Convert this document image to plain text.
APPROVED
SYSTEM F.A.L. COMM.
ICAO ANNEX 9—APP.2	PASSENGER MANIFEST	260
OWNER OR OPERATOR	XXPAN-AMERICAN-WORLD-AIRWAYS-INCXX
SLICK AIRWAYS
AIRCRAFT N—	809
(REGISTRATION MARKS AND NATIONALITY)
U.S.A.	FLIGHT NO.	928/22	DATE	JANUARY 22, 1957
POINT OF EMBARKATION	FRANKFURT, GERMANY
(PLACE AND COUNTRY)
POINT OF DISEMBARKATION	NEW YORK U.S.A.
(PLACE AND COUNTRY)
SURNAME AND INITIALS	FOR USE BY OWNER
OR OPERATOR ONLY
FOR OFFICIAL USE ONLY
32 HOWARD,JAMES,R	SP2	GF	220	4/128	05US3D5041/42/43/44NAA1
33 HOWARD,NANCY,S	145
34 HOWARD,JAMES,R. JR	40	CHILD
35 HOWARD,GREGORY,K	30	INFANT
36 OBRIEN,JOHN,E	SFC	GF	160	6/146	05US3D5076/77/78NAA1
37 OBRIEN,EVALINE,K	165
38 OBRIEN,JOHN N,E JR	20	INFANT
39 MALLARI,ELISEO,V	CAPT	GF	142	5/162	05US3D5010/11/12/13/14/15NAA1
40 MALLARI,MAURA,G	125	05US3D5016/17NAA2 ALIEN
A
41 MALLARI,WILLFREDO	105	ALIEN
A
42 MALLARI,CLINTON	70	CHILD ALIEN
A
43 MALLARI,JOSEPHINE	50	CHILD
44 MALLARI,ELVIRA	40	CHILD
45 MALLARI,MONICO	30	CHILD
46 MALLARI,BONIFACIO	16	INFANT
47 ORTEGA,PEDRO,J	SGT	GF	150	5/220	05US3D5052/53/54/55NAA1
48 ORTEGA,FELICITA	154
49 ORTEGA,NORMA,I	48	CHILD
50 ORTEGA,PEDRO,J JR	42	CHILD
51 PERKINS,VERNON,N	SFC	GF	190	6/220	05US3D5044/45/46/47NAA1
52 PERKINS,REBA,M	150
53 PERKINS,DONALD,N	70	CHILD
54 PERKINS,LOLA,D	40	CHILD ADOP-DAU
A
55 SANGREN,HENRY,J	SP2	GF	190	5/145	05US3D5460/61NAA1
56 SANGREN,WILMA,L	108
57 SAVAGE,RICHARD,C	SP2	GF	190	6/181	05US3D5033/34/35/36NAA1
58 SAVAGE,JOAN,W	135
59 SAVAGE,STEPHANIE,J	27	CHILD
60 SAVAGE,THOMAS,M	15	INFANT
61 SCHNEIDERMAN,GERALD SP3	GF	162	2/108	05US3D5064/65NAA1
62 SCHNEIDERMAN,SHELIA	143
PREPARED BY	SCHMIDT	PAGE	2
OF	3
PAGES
++++++++++
- **Instruction**:
Nothing should be changed: write out all of the data as is.

- **Response to the task**:
Convert this document image to plain text.
APPROVED
SYSTEM F.A.L. COMM.
ICAO ANNEX 9—APP.2	PASSENGER MANIFEST	260
OWNER OR OPERATOR	XXPAN-AMERICAN-WORLD-AIRWAYS-INCXX
SLICK AIRWAYS
AIRCRAFT N—	809
(REGISTRATION MARKS AND NATIONALITY)
U.S.A.	FLIGHT NO.	928/22	DATE	JANUARY 22, 1957
POINT OF EMBARKATION	FRANKFURT, GERMANY
(PLACE AND COUNTRY)
POINT OF DISEMBARKATION	NEW YORK U.S.A.
(PLACE AND COUNTRY)
SURNAME AND INITIALS	FOR USE BY OWNER
OR OPERATOR ONLY
FOR OFFICIAL USE ONLY
32 HOWARD,JAMES,R	SP2	GF	220	4/128	05US3D5041/42/43/44NAA1
33 HOWARD,NANCY,S	145
34 HOWARD,JAMES,R. JR	40	CHILD
35 HOWARD,GREGORY,K	30	INFANT
36 OBRIEN,JOHN,E	SFC	GF	160	6/146	05US3D5076/77/78NAA1
37 OBRIEN,EVALINE,K	165
38 OBRIEN,JOHN N,E JR	20	INFANT
39 MALLARI,ELISEO,V	CAPT	GF	142	5/162	05US3D5010/11/12/13/14/15NAA1
40 MALLARI,MAURA,G	125	05US3D5016/17NAA2 ALIEN
A
41 MALLARI,WILLFREDO	105	ALIEN
A
42 MALLARI,CLINTON	70	CHILD ALIEN
A
43 MALLARI,JOSEPHINE	50	CHILD
44 MALLARI,ELVIRA	40	CHILD
45 MALLARI,MONICO	30	CHILD
46 MALLARI,BONIFACIO	16	INFANT
47 ORTEGA,PEDRO,J	SGT	GF	150	5/220	05US3D5052/53/54/55NAA1
48 ORTEGA,FELICITA	154
49 ORTEGA,NORMA,I	48	CHILD
50 ORTEGA,PEDRO,J JR	42	CHILD
51 PERKINS,VERNON,N	SFC	GF	190	6/220	05US3D5044/45/46/47NAA1
52 PERKINS,REBA,M	150
53 PERKINS,DONALD,N	70	CHILD
54 PERKINS,LOLA,D	40	CHILD ADOP-DAU
A
55 SANGREN,HENRY,J	SP2	GF	190	5/145	05US3D5460/61NAA1
56 SANGREN,WILMA,L	108
57 SAVAGE,RICHARD,C	SP2	GF	190	6/181	05US3D5033/34/35/36NAA1
58 SAVAGE,JOAN,W	135
59 SAVAGE,STEPHANIE,J	27	CHILD
60 SAVAGE,THOMAS,M	15	INFANT
61 SCHNEIDERMAN,GERALD SP3	GF	162	2/108	05US3D5064/65NAA1
62 SCHNEIDERMAN,SHELIA	143
PREPARED BY	SCHMIDT	PAGE	2
OF	3
PAGES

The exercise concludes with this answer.